(Records from a dataset)
[Begin]

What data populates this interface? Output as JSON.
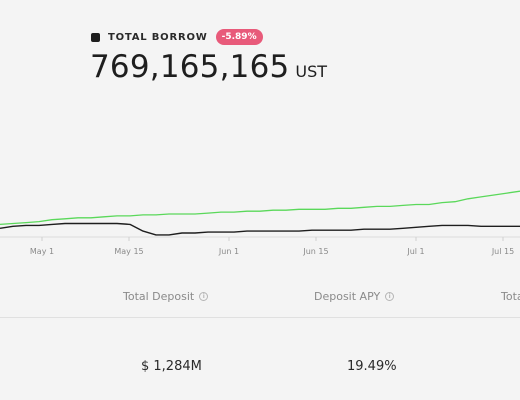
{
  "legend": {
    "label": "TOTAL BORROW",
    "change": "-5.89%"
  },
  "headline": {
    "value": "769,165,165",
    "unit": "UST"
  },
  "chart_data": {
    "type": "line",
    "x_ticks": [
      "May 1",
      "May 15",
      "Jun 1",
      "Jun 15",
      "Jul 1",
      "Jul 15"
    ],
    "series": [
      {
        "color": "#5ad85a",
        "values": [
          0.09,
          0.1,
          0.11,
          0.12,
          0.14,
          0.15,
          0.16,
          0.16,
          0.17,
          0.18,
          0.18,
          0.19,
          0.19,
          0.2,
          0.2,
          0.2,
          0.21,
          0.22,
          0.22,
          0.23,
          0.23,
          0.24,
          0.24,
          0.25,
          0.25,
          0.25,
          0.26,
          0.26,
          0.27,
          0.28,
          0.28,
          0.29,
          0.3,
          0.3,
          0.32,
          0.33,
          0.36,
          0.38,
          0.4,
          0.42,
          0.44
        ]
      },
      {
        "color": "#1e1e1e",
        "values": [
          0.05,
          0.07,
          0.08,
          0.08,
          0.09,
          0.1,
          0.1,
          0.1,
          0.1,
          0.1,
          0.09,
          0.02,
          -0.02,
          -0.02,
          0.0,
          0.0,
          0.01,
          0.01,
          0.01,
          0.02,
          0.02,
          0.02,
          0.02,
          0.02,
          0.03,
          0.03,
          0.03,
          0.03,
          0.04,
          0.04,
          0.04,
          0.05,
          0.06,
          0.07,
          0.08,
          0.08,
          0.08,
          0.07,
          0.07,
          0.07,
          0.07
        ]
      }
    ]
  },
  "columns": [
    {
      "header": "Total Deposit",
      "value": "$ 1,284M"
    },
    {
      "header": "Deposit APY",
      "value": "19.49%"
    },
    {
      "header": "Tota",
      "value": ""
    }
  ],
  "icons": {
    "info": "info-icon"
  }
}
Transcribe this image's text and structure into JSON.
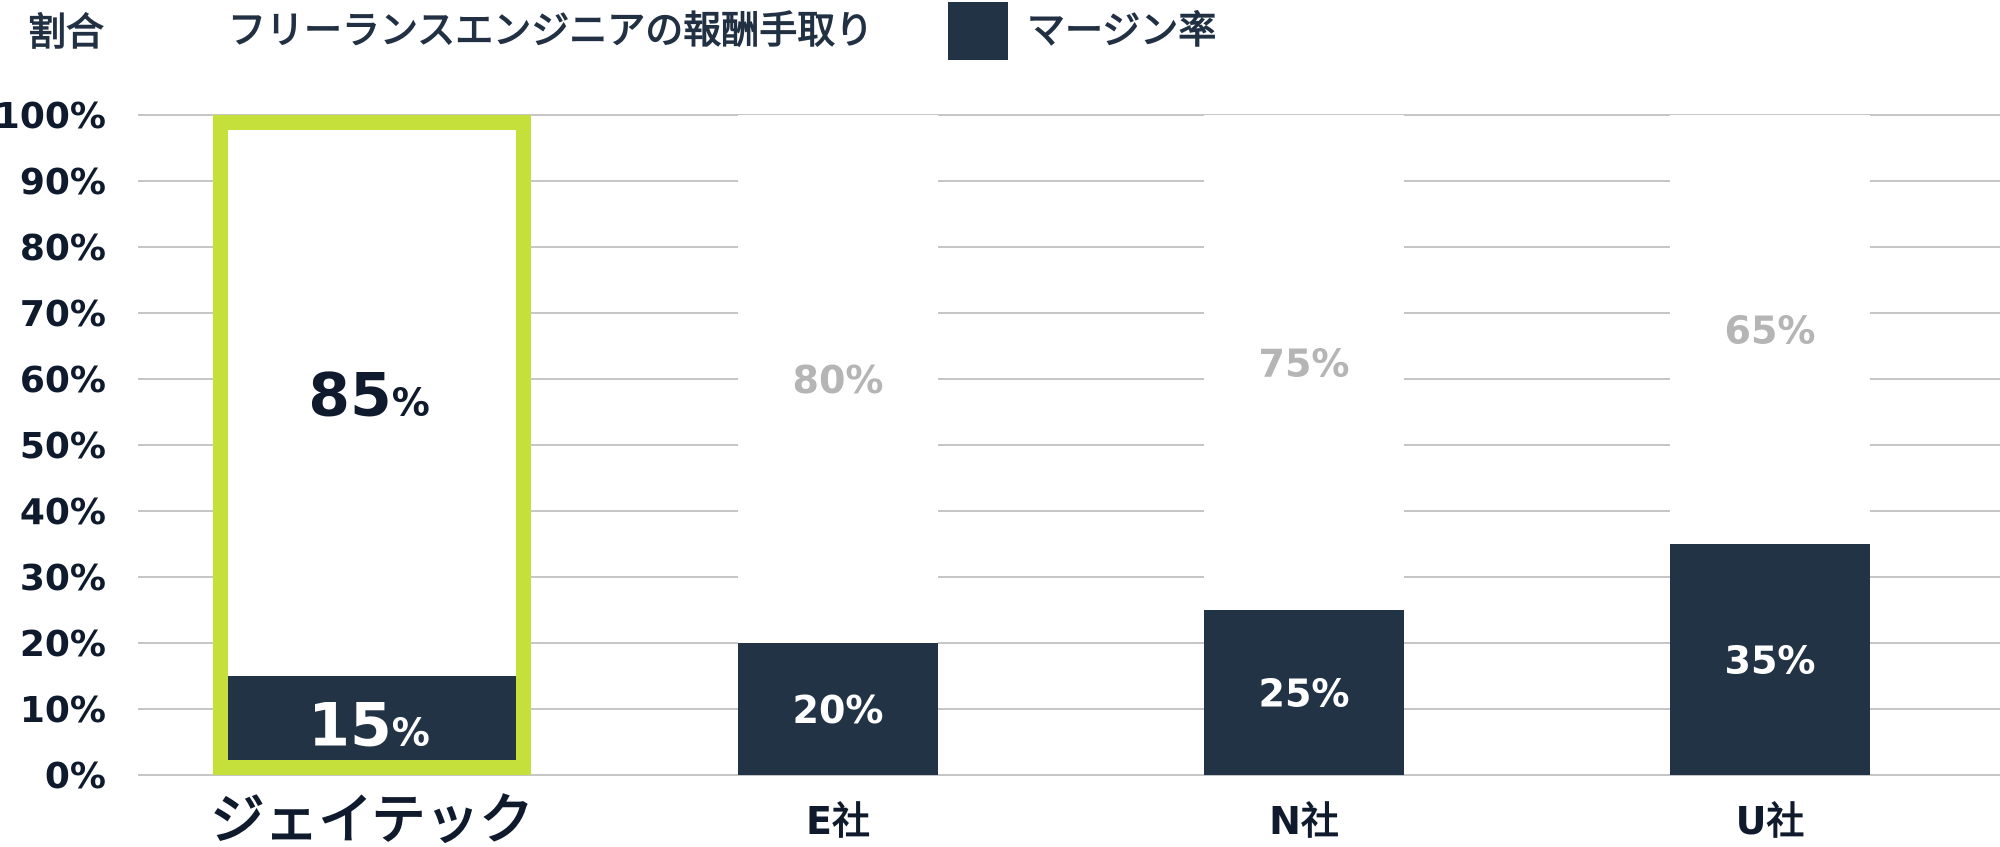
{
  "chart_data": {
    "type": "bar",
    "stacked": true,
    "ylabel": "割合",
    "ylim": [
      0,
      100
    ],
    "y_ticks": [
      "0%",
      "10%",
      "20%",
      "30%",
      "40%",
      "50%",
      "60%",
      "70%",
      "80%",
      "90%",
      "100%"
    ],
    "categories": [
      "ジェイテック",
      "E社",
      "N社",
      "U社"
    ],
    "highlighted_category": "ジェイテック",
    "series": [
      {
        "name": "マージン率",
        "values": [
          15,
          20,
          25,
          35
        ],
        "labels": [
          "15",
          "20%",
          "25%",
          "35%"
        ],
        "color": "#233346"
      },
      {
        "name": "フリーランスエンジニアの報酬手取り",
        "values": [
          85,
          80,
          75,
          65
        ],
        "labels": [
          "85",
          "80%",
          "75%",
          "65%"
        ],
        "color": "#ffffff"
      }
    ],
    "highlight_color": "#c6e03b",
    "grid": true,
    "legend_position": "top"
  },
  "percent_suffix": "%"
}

[End]

• Challenge:
Check each line of these records for the string "name" and state only how many lines have it.

• Written solution:
2